| WHAT IS ASKED |
Only the pictures are left out: repeat the rest of the entries exactly.

| Records from a data source |
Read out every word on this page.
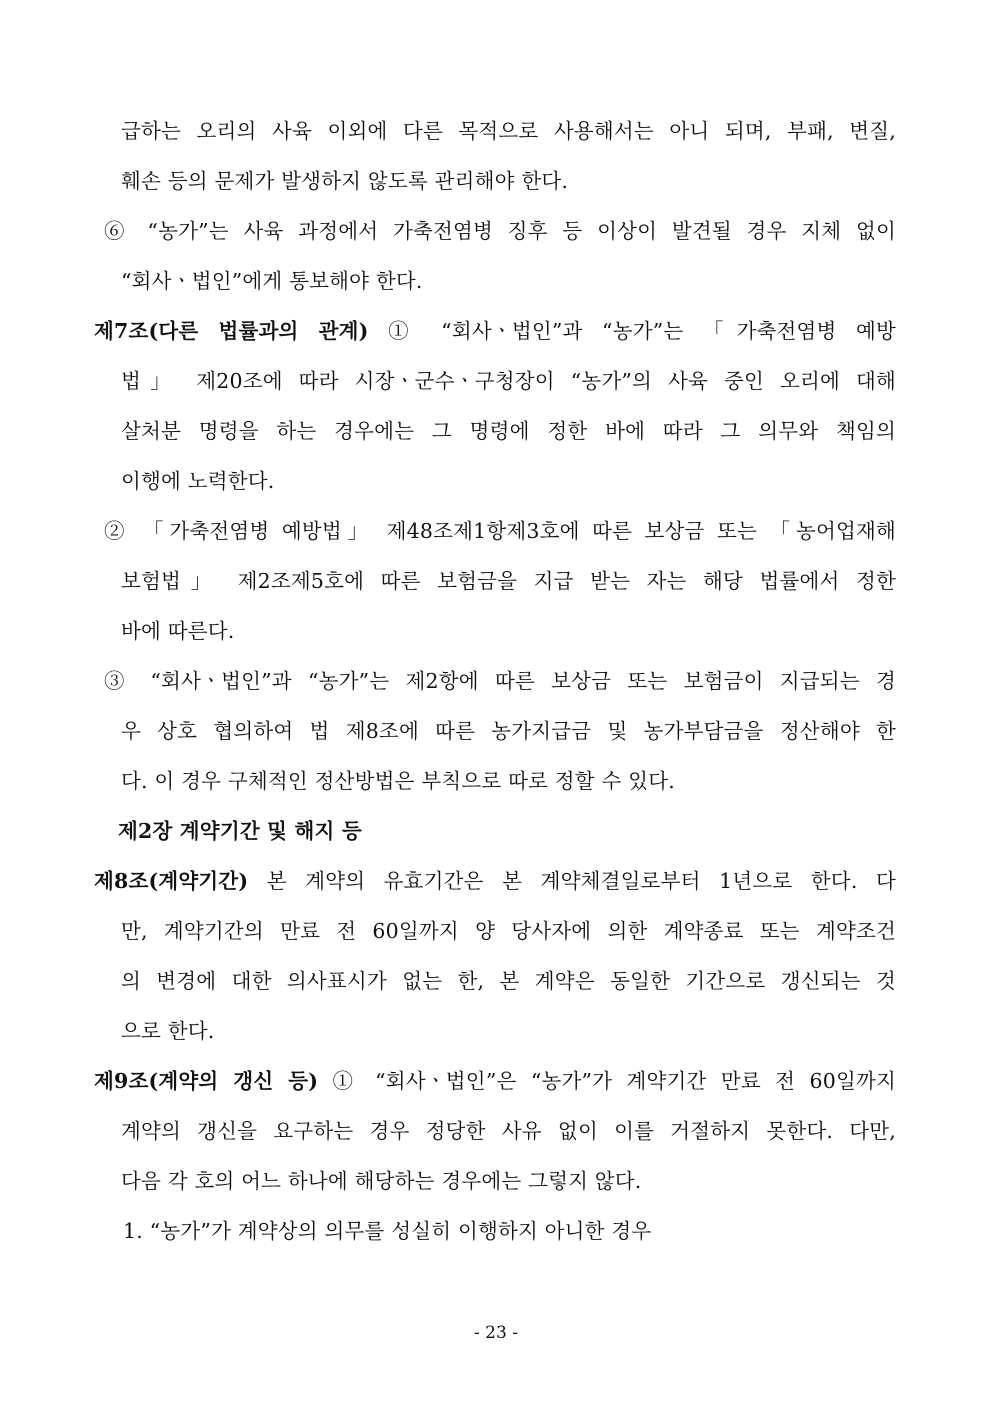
급하는 오리의 사육 이외에 다른 목적으로 사용해서는 아니 되며, 부패, 변질,
훼손 등의 문제가 발생하지 않도록 관리해야 한다.
⑥ “농가”는 사육 과정에서 가축전염병 징후 등 이상이 발견될 경우 지체 없이
“회사ㆍ법인”에게 통보해야 한다.
제7조(다른 법률과의 관계) ① “회사ㆍ법인”과 “농가”는 「가축전염병 예방
법」 제20조에 따라 시장ㆍ군수ㆍ구청장이 “농가”의 사육 중인 오리에 대해
살처분 명령을 하는 경우에는 그 명령에 정한 바에 따라 그 의무와 책임의
이행에 노력한다.
② 「가축전염병 예방법」 제48조제1항제3호에 따른 보상금 또는 「농어업재해
보험법」 제2조제5호에 따른 보험금을 지급 받는 자는 해당 법률에서 정한
바에 따른다.
③ “회사ㆍ법인”과 “농가”는 제2항에 따른 보상금 또는 보험금이 지급되는 경
우 상호 협의하여 법 제8조에 따른 농가지급금 및 농가부담금을 정산해야 한
다. 이 경우 구체적인 정산방법은 부칙으로 따로 정할 수 있다.
제2장 계약기간 및 해지 등
제8조(계약기간) 본 계약의 유효기간은 본 계약체결일로부터 1년으로 한다. 다
만, 계약기간의 만료 전 60일까지 양 당사자에 의한 계약종료 또는 계약조건
의 변경에 대한 의사표시가 없는 한, 본 계약은 동일한 기간으로 갱신되는 것
으로 한다.
제9조(계약의 갱신 등) ① “회사ㆍ법인”은 “농가”가 계약기간 만료 전 60일까지
계약의 갱신을 요구하는 경우 정당한 사유 없이 이를 거절하지 못한다. 다만,
다음 각 호의 어느 하나에 해당하는 경우에는 그렇지 않다.
1. “농가”가 계약상의 의무를 성실히 이행하지 아니한 경우
- 23 -
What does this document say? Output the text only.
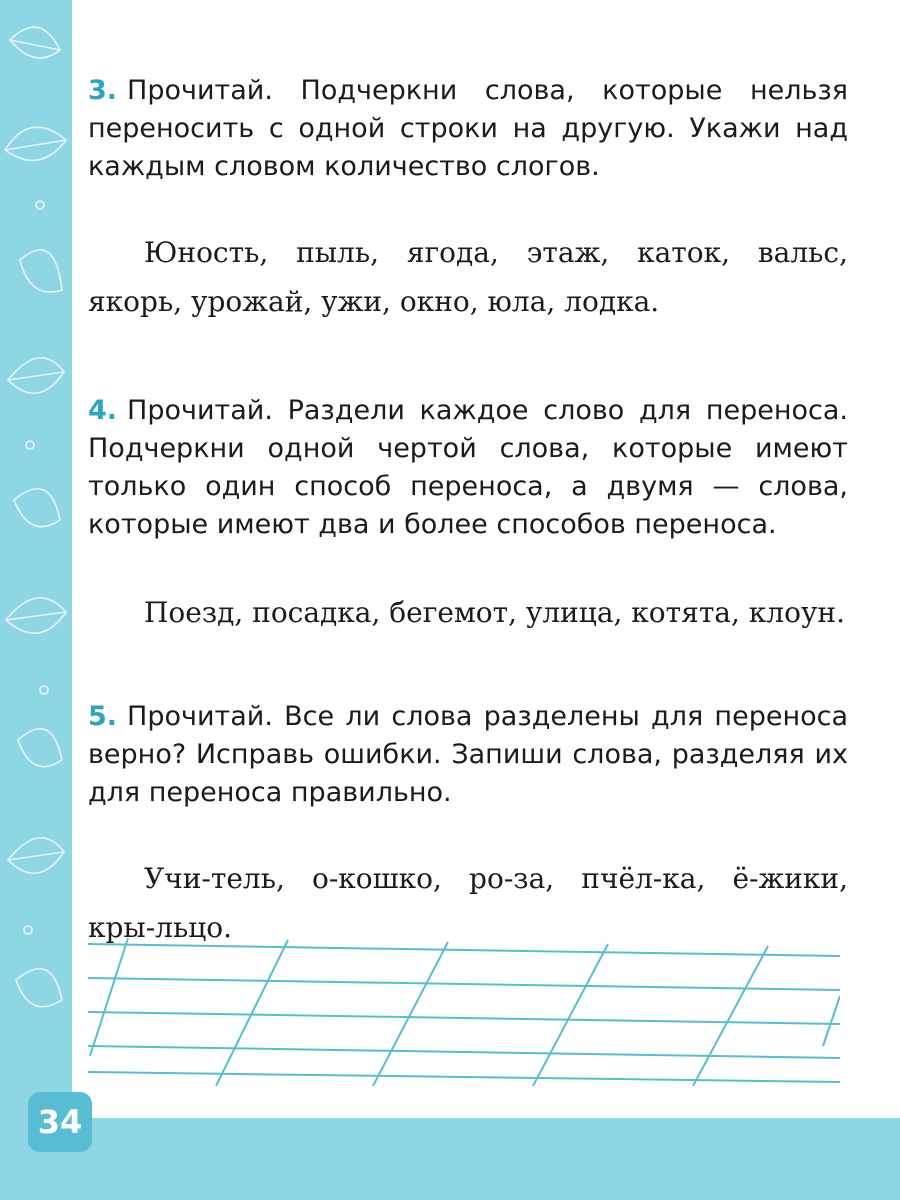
3. Прочитай. Подчеркни слова, которые нельзя переносить с одной строки на другую. Укажи над каждым словом количество слогов.
Юность, пыль, ягода, этаж, каток, вальс, якорь, урожай, ужи, окно, юла, лодка.
4. Прочитай. Раздели каждое слово для переноса. Подчеркни одной чертой слова, которые имеют только один способ переноса, а двумя — слова, которые имеют два и более способов переноса.
Поезд, посадка, бегемот, улица, котята, клоун.
5. Прочитай. Все ли слова разделены для переноса верно? Исправь ошибки. Запиши слова, разделяя их для переноса правильно.
Учи-тель, о-кошко, ро-за, пчёл-ка, ё-жики, кры-льцо.
34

| RESULT OF THIS EXERCISE |
Read out every word on this page.
급하는 오리의 사육 이외에 다른 목적으로 사용해서는 아니 되며, 부패, 변질,
훼손 등의 문제가 발생하지 않도록 관리해야 한다.
⑥ “농가”는 사육 과정에서 가축전염병 징후 등 이상이 발견될 경우 지체 없이
“회사ㆍ법인”에게 통보해야 한다.
제7조(다른 법률과의 관계) ① “회사ㆍ법인”과 “농가”는 「가축전염병 예방
법」 제20조에 따라 시장ㆍ군수ㆍ구청장이 “농가”의 사육 중인 오리에 대해
살처분 명령을 하는 경우에는 그 명령에 정한 바에 따라 그 의무와 책임의
이행에 노력한다.
② 「가축전염병 예방법」 제48조제1항제3호에 따른 보상금 또는 「농어업재해
보험법」 제2조제5호에 따른 보험금을 지급 받는 자는 해당 법률에서 정한
바에 따른다.
③ “회사ㆍ법인”과 “농가”는 제2항에 따른 보상금 또는 보험금이 지급되는 경
우 상호 협의하여 법 제8조에 따른 농가지급금 및 농가부담금을 정산해야 한
다. 이 경우 구체적인 정산방법은 부칙으로 따로 정할 수 있다.
제2장 계약기간 및 해지 등
제8조(계약기간) 본 계약의 유효기간은 본 계약체결일로부터 1년으로 한다. 다
만, 계약기간의 만료 전 60일까지 양 당사자에 의한 계약종료 또는 계약조건
의 변경에 대한 의사표시가 없는 한, 본 계약은 동일한 기간으로 갱신되는 것
으로 한다.
제9조(계약의 갱신 등) ① “회사ㆍ법인”은 “농가”가 계약기간 만료 전 60일까지
계약의 갱신을 요구하는 경우 정당한 사유 없이 이를 거절하지 못한다. 다만,
다음 각 호의 어느 하나에 해당하는 경우에는 그렇지 않다.
1. “농가”가 계약상의 의무를 성실히 이행하지 아니한 경우
- 23 -
What does this document say? Output the text only.
3. Прочитай. Подчеркни слова, которые нельзя переносить с одной строки на другую. Укажи над каждым словом количество слогов.
Юность, пыль, ягода, этаж, каток, вальс, якорь, урожай, ужи, окно, юла, лодка.
4. Прочитай. Раздели каждое слово для переноса. Подчеркни одной чертой слова, которые имеют только один способ переноса, а двумя — слова, которые имеют два и более способов переноса.
Поезд, посадка, бегемот, улица, котята, клоун.
5. Прочитай. Все ли слова разделены для переноса верно? Исправь ошибки. Запиши слова, разделяя их для переноса правильно.
Учи-тель, о-кошко, ро-за, пчёл-ка, ё-жики, кры-льцо.
34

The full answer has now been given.